--- What needs to be done ---
Copy all the entries below exactly, but not the pictures.

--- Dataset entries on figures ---
# # # # #
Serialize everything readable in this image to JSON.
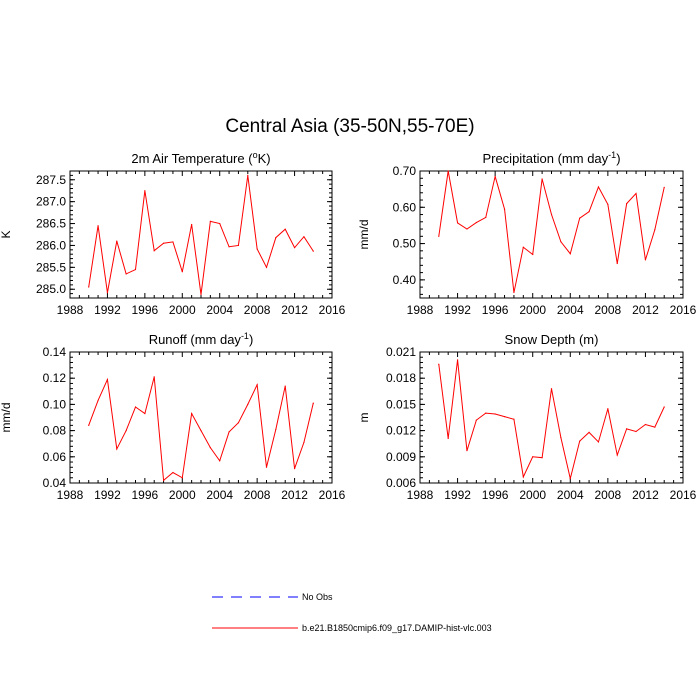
{
  "title": "Central Asia (35-50N,55-70E)",
  "colors": {
    "model": "#ff0000",
    "obs": "#0000ff",
    "axis": "#000000"
  },
  "legend": {
    "entries": [
      {
        "label": "No Obs",
        "style": "dashed",
        "color": "#0000ff"
      },
      {
        "label": "b.e21.B1850cmip6.f09_g17.DAMIP-hist-vlc.003",
        "style": "solid",
        "color": "#ff0000"
      }
    ]
  },
  "chart_data": [
    {
      "type": "line",
      "title": "2m Air Temperature (",
      "title_sup": "o",
      "title_after": "K)",
      "ylabel": "K",
      "xlim": [
        1988,
        2016
      ],
      "ylim": [
        284.8,
        287.7
      ],
      "xticks": [
        1988,
        1992,
        1996,
        2000,
        2004,
        2008,
        2012,
        2016
      ],
      "yticks": [
        285.0,
        285.5,
        286.0,
        286.5,
        287.0,
        287.5
      ],
      "ytick_labels": [
        "285.0",
        "285.5",
        "286.0",
        "286.5",
        "287.0",
        "287.5"
      ],
      "x": [
        1990,
        1991,
        1992,
        1993,
        1994,
        1995,
        1996,
        1997,
        1998,
        1999,
        2000,
        2001,
        2002,
        2003,
        2004,
        2005,
        2006,
        2007,
        2008,
        2009,
        2010,
        2011,
        2012,
        2013,
        2014
      ],
      "series": [
        {
          "name": "b.e21.B1850cmip6.f09_g17.DAMIP-hist-vlc.003",
          "values": [
            285.05,
            286.45,
            284.92,
            286.1,
            285.35,
            285.45,
            287.25,
            285.88,
            286.05,
            286.08,
            285.4,
            286.48,
            284.88,
            286.55,
            286.5,
            285.97,
            286.0,
            287.6,
            285.92,
            285.5,
            286.18,
            286.37,
            285.95,
            286.2,
            285.87
          ]
        }
      ]
    },
    {
      "type": "line",
      "title": "Precipitation (mm day",
      "title_sup": "-1",
      "title_after": ")",
      "ylabel": "mm/d",
      "xlim": [
        1988,
        2016
      ],
      "ylim": [
        0.35,
        0.7
      ],
      "xticks": [
        1988,
        1992,
        1996,
        2000,
        2004,
        2008,
        2012,
        2016
      ],
      "yticks": [
        0.4,
        0.5,
        0.6,
        0.7
      ],
      "ytick_labels": [
        "0.40",
        "0.50",
        "0.60",
        "0.70"
      ],
      "x": [
        1990,
        1991,
        1992,
        1993,
        1994,
        1995,
        1996,
        1997,
        1998,
        1999,
        2000,
        2001,
        2002,
        2003,
        2004,
        2005,
        2006,
        2007,
        2008,
        2009,
        2010,
        2011,
        2012,
        2013,
        2014
      ],
      "series": [
        {
          "name": "b.e21.B1850cmip6.f09_g17.DAMIP-hist-vlc.003",
          "values": [
            0.52,
            0.7,
            0.557,
            0.54,
            0.558,
            0.572,
            0.685,
            0.595,
            0.365,
            0.49,
            0.47,
            0.678,
            0.58,
            0.505,
            0.472,
            0.57,
            0.588,
            0.656,
            0.608,
            0.445,
            0.61,
            0.638,
            0.455,
            0.538,
            0.655
          ]
        }
      ]
    },
    {
      "type": "line",
      "title": "Runoff (mm day",
      "title_sup": "-1",
      "title_after": ")",
      "ylabel": "mm/d",
      "xlim": [
        1988,
        2016
      ],
      "ylim": [
        0.04,
        0.14
      ],
      "xticks": [
        1988,
        1992,
        1996,
        2000,
        2004,
        2008,
        2012,
        2016
      ],
      "yticks": [
        0.04,
        0.06,
        0.08,
        0.1,
        0.12,
        0.14
      ],
      "ytick_labels": [
        "0.04",
        "0.06",
        "0.08",
        "0.10",
        "0.12",
        "0.14"
      ],
      "x": [
        1990,
        1991,
        1992,
        1993,
        1994,
        1995,
        1996,
        1997,
        1998,
        1999,
        2000,
        2001,
        2002,
        2003,
        2004,
        2005,
        2006,
        2007,
        2008,
        2009,
        2010,
        2011,
        2012,
        2013,
        2014
      ],
      "series": [
        {
          "name": "b.e21.B1850cmip6.f09_g17.DAMIP-hist-vlc.003",
          "values": [
            0.084,
            0.103,
            0.119,
            0.066,
            0.08,
            0.098,
            0.093,
            0.121,
            0.042,
            0.048,
            0.044,
            0.093,
            0.08,
            0.067,
            0.057,
            0.079,
            0.086,
            0.1,
            0.115,
            0.052,
            0.081,
            0.114,
            0.051,
            0.071,
            0.101
          ]
        }
      ]
    },
    {
      "type": "line",
      "title": "Snow Depth (m)",
      "title_sup": "",
      "title_after": "",
      "ylabel": "m",
      "xlim": [
        1988,
        2016
      ],
      "ylim": [
        0.006,
        0.021
      ],
      "xticks": [
        1988,
        1992,
        1996,
        2000,
        2004,
        2008,
        2012,
        2016
      ],
      "yticks": [
        0.006,
        0.009,
        0.012,
        0.015,
        0.018,
        0.021
      ],
      "ytick_labels": [
        "0.006",
        "0.009",
        "0.012",
        "0.015",
        "0.018",
        "0.021"
      ],
      "x": [
        1990,
        1991,
        1992,
        1993,
        1994,
        1995,
        1996,
        1997,
        1998,
        1999,
        2000,
        2001,
        2002,
        2003,
        2004,
        2005,
        2006,
        2007,
        2008,
        2009,
        2010,
        2011,
        2012,
        2013,
        2014
      ],
      "series": [
        {
          "name": "b.e21.B1850cmip6.f09_g17.DAMIP-hist-vlc.003",
          "values": [
            0.0196,
            0.0111,
            0.0201,
            0.0097,
            0.0132,
            0.014,
            0.0139,
            0.0136,
            0.0133,
            0.0067,
            0.009,
            0.0089,
            0.0168,
            0.0112,
            0.0065,
            0.0108,
            0.0118,
            0.0107,
            0.0145,
            0.0092,
            0.0122,
            0.0119,
            0.0127,
            0.0124,
            0.0147
          ]
        }
      ]
    }
  ]
}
# # # # #
--- Result ---
Serialize everything readable in this image to JSON.
{
  "title": "Central Asia (35-50N,55-70E)",
  "colors": {
    "model": "#ff0000",
    "obs": "#0000ff",
    "axis": "#000000"
  },
  "legend": {
    "entries": [
      {
        "label": "No Obs",
        "style": "dashed",
        "color": "#0000ff"
      },
      {
        "label": "b.e21.B1850cmip6.f09_g17.DAMIP-hist-vlc.003",
        "style": "solid",
        "color": "#ff0000"
      }
    ]
  },
  "chart_data": [
    {
      "type": "line",
      "title": "2m Air Temperature (",
      "title_sup": "o",
      "title_after": "K)",
      "ylabel": "K",
      "xlim": [
        1988,
        2016
      ],
      "ylim": [
        284.8,
        287.7
      ],
      "xticks": [
        1988,
        1992,
        1996,
        2000,
        2004,
        2008,
        2012,
        2016
      ],
      "yticks": [
        285.0,
        285.5,
        286.0,
        286.5,
        287.0,
        287.5
      ],
      "ytick_labels": [
        "285.0",
        "285.5",
        "286.0",
        "286.5",
        "287.0",
        "287.5"
      ],
      "x": [
        1990,
        1991,
        1992,
        1993,
        1994,
        1995,
        1996,
        1997,
        1998,
        1999,
        2000,
        2001,
        2002,
        2003,
        2004,
        2005,
        2006,
        2007,
        2008,
        2009,
        2010,
        2011,
        2012,
        2013,
        2014
      ],
      "series": [
        {
          "name": "b.e21.B1850cmip6.f09_g17.DAMIP-hist-vlc.003",
          "values": [
            285.05,
            286.45,
            284.92,
            286.1,
            285.35,
            285.45,
            287.25,
            285.88,
            286.05,
            286.08,
            285.4,
            286.48,
            284.88,
            286.55,
            286.5,
            285.97,
            286.0,
            287.6,
            285.92,
            285.5,
            286.18,
            286.37,
            285.95,
            286.2,
            285.87
          ]
        }
      ]
    },
    {
      "type": "line",
      "title": "Precipitation (mm day",
      "title_sup": "-1",
      "title_after": ")",
      "ylabel": "mm/d",
      "xlim": [
        1988,
        2016
      ],
      "ylim": [
        0.35,
        0.7
      ],
      "xticks": [
        1988,
        1992,
        1996,
        2000,
        2004,
        2008,
        2012,
        2016
      ],
      "yticks": [
        0.4,
        0.5,
        0.6,
        0.7
      ],
      "ytick_labels": [
        "0.40",
        "0.50",
        "0.60",
        "0.70"
      ],
      "x": [
        1990,
        1991,
        1992,
        1993,
        1994,
        1995,
        1996,
        1997,
        1998,
        1999,
        2000,
        2001,
        2002,
        2003,
        2004,
        2005,
        2006,
        2007,
        2008,
        2009,
        2010,
        2011,
        2012,
        2013,
        2014
      ],
      "series": [
        {
          "name": "b.e21.B1850cmip6.f09_g17.DAMIP-hist-vlc.003",
          "values": [
            0.52,
            0.7,
            0.557,
            0.54,
            0.558,
            0.572,
            0.685,
            0.595,
            0.365,
            0.49,
            0.47,
            0.678,
            0.58,
            0.505,
            0.472,
            0.57,
            0.588,
            0.656,
            0.608,
            0.445,
            0.61,
            0.638,
            0.455,
            0.538,
            0.655
          ]
        }
      ]
    },
    {
      "type": "line",
      "title": "Runoff (mm day",
      "title_sup": "-1",
      "title_after": ")",
      "ylabel": "mm/d",
      "xlim": [
        1988,
        2016
      ],
      "ylim": [
        0.04,
        0.14
      ],
      "xticks": [
        1988,
        1992,
        1996,
        2000,
        2004,
        2008,
        2012,
        2016
      ],
      "yticks": [
        0.04,
        0.06,
        0.08,
        0.1,
        0.12,
        0.14
      ],
      "ytick_labels": [
        "0.04",
        "0.06",
        "0.08",
        "0.10",
        "0.12",
        "0.14"
      ],
      "x": [
        1990,
        1991,
        1992,
        1993,
        1994,
        1995,
        1996,
        1997,
        1998,
        1999,
        2000,
        2001,
        2002,
        2003,
        2004,
        2005,
        2006,
        2007,
        2008,
        2009,
        2010,
        2011,
        2012,
        2013,
        2014
      ],
      "series": [
        {
          "name": "b.e21.B1850cmip6.f09_g17.DAMIP-hist-vlc.003",
          "values": [
            0.084,
            0.103,
            0.119,
            0.066,
            0.08,
            0.098,
            0.093,
            0.121,
            0.042,
            0.048,
            0.044,
            0.093,
            0.08,
            0.067,
            0.057,
            0.079,
            0.086,
            0.1,
            0.115,
            0.052,
            0.081,
            0.114,
            0.051,
            0.071,
            0.101
          ]
        }
      ]
    },
    {
      "type": "line",
      "title": "Snow Depth (m)",
      "title_sup": "",
      "title_after": "",
      "ylabel": "m",
      "xlim": [
        1988,
        2016
      ],
      "ylim": [
        0.006,
        0.021
      ],
      "xticks": [
        1988,
        1992,
        1996,
        2000,
        2004,
        2008,
        2012,
        2016
      ],
      "yticks": [
        0.006,
        0.009,
        0.012,
        0.015,
        0.018,
        0.021
      ],
      "ytick_labels": [
        "0.006",
        "0.009",
        "0.012",
        "0.015",
        "0.018",
        "0.021"
      ],
      "x": [
        1990,
        1991,
        1992,
        1993,
        1994,
        1995,
        1996,
        1997,
        1998,
        1999,
        2000,
        2001,
        2002,
        2003,
        2004,
        2005,
        2006,
        2007,
        2008,
        2009,
        2010,
        2011,
        2012,
        2013,
        2014
      ],
      "series": [
        {
          "name": "b.e21.B1850cmip6.f09_g17.DAMIP-hist-vlc.003",
          "values": [
            0.0196,
            0.0111,
            0.0201,
            0.0097,
            0.0132,
            0.014,
            0.0139,
            0.0136,
            0.0133,
            0.0067,
            0.009,
            0.0089,
            0.0168,
            0.0112,
            0.0065,
            0.0108,
            0.0118,
            0.0107,
            0.0145,
            0.0092,
            0.0122,
            0.0119,
            0.0127,
            0.0124,
            0.0147
          ]
        }
      ]
    }
  ]
}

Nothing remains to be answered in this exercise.